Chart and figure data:
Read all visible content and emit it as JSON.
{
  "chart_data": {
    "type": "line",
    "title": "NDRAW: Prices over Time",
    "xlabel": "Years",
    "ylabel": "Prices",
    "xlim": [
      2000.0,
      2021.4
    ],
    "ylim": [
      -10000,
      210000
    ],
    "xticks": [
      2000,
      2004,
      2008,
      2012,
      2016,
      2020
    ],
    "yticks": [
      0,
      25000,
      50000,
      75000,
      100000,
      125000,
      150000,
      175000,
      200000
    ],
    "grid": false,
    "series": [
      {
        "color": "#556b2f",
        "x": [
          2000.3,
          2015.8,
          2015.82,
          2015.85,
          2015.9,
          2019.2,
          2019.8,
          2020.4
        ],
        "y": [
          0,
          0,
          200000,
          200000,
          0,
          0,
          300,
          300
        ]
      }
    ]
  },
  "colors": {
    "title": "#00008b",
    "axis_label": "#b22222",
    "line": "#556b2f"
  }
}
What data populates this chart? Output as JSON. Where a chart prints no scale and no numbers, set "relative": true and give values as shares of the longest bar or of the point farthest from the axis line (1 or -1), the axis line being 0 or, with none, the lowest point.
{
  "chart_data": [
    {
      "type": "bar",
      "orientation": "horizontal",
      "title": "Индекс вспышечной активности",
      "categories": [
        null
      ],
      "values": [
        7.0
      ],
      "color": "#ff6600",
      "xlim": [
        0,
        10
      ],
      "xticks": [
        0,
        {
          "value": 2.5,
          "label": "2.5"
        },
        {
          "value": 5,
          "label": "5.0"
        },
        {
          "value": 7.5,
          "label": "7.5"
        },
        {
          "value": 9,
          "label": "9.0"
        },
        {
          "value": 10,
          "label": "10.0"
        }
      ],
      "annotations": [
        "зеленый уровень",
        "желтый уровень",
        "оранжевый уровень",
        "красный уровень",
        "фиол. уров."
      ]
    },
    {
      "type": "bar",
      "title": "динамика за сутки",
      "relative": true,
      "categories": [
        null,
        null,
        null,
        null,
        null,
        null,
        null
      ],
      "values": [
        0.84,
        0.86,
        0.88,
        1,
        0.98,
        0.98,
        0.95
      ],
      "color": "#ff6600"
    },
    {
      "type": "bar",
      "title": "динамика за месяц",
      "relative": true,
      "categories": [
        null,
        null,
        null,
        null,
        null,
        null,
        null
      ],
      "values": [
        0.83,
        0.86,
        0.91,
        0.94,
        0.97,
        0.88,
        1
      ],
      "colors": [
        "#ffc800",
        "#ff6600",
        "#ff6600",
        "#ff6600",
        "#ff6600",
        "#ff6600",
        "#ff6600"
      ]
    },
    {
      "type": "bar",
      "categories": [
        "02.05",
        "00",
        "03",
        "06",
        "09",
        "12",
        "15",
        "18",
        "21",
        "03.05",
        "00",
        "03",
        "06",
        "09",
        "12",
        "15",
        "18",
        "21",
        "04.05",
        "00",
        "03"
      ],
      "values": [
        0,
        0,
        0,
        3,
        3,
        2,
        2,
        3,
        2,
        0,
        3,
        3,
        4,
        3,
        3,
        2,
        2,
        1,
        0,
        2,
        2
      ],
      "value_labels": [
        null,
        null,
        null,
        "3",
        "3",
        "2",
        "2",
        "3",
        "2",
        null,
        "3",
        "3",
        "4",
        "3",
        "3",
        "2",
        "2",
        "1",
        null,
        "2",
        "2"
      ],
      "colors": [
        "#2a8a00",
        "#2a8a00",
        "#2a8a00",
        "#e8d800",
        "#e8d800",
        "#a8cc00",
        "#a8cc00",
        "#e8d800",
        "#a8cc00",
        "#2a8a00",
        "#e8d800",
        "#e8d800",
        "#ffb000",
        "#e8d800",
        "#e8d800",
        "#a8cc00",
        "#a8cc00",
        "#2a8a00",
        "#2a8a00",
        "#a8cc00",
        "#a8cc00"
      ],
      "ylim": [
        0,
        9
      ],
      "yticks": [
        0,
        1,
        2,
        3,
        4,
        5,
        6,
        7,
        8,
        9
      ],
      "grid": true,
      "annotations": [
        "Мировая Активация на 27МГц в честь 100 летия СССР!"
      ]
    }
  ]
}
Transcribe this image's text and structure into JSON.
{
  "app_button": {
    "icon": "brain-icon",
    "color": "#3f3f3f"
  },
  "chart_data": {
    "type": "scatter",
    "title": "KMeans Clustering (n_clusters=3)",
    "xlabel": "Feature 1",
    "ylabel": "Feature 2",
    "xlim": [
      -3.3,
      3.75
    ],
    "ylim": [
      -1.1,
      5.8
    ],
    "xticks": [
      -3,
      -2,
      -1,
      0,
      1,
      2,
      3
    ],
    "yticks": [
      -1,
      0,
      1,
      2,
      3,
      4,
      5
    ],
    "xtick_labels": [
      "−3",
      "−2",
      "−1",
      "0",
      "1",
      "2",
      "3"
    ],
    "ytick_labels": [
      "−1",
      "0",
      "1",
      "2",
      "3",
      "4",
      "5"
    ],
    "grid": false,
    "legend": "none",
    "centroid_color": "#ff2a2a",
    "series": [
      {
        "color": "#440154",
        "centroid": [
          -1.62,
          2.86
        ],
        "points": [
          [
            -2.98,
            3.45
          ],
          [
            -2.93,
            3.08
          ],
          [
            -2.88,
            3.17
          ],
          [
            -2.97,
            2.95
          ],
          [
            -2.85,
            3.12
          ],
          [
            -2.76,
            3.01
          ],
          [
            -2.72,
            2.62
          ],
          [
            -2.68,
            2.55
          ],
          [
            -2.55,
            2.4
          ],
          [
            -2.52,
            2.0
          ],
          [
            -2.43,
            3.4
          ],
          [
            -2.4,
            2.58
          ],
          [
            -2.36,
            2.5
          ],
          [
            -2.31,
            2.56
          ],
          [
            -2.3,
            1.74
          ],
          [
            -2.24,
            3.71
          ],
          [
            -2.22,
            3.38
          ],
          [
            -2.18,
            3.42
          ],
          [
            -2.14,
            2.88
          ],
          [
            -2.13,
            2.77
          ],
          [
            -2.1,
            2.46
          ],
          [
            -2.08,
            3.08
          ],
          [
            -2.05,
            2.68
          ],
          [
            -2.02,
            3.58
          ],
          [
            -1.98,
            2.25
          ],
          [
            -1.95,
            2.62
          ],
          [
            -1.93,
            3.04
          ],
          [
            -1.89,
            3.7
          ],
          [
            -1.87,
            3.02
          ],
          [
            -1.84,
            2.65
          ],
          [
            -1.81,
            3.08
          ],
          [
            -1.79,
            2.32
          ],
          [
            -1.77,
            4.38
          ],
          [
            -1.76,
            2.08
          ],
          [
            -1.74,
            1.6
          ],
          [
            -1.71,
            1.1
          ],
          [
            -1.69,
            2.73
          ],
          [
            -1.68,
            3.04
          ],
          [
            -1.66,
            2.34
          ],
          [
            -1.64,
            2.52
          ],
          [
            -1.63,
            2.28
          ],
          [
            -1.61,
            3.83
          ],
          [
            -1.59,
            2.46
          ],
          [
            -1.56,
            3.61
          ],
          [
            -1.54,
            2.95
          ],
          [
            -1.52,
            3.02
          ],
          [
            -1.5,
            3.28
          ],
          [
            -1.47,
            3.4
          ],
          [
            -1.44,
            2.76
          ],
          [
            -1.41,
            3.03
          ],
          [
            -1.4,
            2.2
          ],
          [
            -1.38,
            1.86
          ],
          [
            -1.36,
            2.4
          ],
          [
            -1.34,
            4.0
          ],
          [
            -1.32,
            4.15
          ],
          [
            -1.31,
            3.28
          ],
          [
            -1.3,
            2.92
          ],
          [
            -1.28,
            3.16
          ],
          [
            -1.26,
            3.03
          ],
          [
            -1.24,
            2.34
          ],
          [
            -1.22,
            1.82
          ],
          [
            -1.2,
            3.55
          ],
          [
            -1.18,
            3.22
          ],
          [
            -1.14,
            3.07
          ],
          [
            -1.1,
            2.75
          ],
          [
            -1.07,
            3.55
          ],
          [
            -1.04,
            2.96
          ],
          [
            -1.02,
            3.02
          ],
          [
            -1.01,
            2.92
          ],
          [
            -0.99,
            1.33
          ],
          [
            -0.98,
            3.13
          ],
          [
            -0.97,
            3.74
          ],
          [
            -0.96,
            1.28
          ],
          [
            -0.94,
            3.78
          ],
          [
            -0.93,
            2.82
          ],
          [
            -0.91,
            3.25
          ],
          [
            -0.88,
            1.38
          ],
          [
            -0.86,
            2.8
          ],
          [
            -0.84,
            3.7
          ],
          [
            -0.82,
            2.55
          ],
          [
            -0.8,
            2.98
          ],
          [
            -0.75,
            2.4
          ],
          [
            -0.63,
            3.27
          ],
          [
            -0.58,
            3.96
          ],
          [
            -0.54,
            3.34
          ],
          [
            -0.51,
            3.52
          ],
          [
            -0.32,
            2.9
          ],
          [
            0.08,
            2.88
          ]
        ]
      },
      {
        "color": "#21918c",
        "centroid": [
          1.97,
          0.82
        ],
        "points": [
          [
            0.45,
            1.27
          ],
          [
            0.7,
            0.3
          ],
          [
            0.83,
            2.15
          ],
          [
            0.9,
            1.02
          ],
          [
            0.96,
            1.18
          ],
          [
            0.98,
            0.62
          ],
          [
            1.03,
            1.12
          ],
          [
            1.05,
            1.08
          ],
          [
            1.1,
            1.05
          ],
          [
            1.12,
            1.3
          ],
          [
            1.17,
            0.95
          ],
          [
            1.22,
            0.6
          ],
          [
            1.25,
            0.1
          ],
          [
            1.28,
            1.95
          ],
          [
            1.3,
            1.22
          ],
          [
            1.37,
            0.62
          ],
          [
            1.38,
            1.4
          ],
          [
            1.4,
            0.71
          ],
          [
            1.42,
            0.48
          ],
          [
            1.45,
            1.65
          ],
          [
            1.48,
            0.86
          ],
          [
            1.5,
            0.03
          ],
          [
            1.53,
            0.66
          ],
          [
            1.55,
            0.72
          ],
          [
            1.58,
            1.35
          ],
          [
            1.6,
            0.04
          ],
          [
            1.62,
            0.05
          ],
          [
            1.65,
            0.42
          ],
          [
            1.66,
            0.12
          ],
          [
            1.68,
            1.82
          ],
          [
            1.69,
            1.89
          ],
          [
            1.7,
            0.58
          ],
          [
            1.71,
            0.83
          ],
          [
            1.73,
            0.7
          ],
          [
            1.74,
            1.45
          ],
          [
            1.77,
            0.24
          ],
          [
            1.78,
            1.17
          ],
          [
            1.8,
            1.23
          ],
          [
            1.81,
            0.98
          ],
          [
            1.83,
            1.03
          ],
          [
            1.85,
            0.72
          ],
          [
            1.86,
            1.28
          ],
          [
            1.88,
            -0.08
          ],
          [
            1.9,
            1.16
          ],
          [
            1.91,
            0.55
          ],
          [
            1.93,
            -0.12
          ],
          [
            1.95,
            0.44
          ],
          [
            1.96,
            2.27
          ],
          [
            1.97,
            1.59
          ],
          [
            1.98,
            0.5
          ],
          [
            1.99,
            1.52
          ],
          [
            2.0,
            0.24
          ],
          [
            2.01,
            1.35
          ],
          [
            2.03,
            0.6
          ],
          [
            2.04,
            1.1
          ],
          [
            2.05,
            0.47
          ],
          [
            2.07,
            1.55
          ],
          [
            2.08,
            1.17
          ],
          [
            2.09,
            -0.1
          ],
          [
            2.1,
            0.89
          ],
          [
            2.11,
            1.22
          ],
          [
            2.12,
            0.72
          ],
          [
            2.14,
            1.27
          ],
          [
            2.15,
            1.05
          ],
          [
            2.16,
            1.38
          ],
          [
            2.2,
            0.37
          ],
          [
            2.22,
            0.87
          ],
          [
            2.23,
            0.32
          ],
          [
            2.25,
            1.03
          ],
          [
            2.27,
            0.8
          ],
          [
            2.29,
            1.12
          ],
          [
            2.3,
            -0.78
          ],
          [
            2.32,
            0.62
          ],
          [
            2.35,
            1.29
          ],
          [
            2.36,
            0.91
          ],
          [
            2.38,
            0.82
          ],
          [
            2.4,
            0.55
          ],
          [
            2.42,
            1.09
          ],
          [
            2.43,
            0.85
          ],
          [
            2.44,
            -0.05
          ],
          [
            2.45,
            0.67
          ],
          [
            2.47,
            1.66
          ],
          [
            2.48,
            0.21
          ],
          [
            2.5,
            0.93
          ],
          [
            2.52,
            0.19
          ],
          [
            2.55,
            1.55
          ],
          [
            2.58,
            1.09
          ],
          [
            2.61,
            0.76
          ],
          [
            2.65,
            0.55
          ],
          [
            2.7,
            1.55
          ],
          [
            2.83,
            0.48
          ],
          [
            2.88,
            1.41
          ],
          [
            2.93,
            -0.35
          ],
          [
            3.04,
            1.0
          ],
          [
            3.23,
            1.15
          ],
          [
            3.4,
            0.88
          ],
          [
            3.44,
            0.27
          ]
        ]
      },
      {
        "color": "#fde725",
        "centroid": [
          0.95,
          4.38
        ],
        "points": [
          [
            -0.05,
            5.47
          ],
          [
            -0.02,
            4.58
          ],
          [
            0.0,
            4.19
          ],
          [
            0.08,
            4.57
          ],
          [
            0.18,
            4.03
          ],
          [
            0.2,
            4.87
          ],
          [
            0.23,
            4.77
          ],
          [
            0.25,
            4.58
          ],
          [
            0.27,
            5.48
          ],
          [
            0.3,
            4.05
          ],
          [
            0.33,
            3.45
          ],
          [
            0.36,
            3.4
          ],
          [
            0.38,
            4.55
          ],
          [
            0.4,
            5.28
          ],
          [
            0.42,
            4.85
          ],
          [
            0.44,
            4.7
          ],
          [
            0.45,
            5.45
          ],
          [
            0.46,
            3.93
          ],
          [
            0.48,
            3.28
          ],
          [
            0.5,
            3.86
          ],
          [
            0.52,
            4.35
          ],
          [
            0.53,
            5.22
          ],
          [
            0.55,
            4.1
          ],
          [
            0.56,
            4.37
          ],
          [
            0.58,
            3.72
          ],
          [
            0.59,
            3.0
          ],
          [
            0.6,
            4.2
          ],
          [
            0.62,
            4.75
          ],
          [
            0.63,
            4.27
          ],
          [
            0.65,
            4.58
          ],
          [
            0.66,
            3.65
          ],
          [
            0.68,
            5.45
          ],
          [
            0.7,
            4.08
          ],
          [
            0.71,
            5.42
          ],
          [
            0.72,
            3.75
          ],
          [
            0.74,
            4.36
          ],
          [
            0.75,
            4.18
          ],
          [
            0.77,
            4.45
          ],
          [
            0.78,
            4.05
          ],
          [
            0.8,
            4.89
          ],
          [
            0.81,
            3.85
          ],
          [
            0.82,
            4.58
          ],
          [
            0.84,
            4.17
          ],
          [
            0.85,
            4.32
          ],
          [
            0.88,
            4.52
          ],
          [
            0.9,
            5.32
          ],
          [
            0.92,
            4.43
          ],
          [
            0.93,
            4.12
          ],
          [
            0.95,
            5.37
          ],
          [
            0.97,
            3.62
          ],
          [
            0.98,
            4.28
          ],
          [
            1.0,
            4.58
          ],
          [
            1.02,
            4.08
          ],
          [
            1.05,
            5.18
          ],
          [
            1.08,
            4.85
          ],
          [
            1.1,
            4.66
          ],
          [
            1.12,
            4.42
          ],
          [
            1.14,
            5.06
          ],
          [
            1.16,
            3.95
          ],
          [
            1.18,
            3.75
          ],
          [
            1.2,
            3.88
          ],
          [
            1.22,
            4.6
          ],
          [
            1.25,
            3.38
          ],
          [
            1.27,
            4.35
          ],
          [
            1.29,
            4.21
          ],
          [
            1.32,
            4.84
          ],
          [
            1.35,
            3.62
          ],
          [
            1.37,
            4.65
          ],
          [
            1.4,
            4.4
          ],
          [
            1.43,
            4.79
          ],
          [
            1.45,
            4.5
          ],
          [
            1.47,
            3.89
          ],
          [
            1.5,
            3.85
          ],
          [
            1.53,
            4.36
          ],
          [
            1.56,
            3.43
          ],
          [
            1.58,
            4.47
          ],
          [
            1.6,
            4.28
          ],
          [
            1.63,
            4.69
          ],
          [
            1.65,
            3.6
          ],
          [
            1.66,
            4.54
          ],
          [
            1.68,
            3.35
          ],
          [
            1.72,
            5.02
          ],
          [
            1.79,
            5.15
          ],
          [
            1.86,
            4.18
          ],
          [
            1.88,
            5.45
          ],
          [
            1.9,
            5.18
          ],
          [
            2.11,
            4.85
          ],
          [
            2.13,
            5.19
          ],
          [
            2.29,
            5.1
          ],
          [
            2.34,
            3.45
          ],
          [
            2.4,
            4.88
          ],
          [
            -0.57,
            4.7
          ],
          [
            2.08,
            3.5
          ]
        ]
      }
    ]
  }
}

TASK DESCRIPTION. Read the data above and pull out each line that holds the string "Prices".

OUTPUT.
    "title": "NDRAW: Prices over Time",
    "ylabel": "Prices",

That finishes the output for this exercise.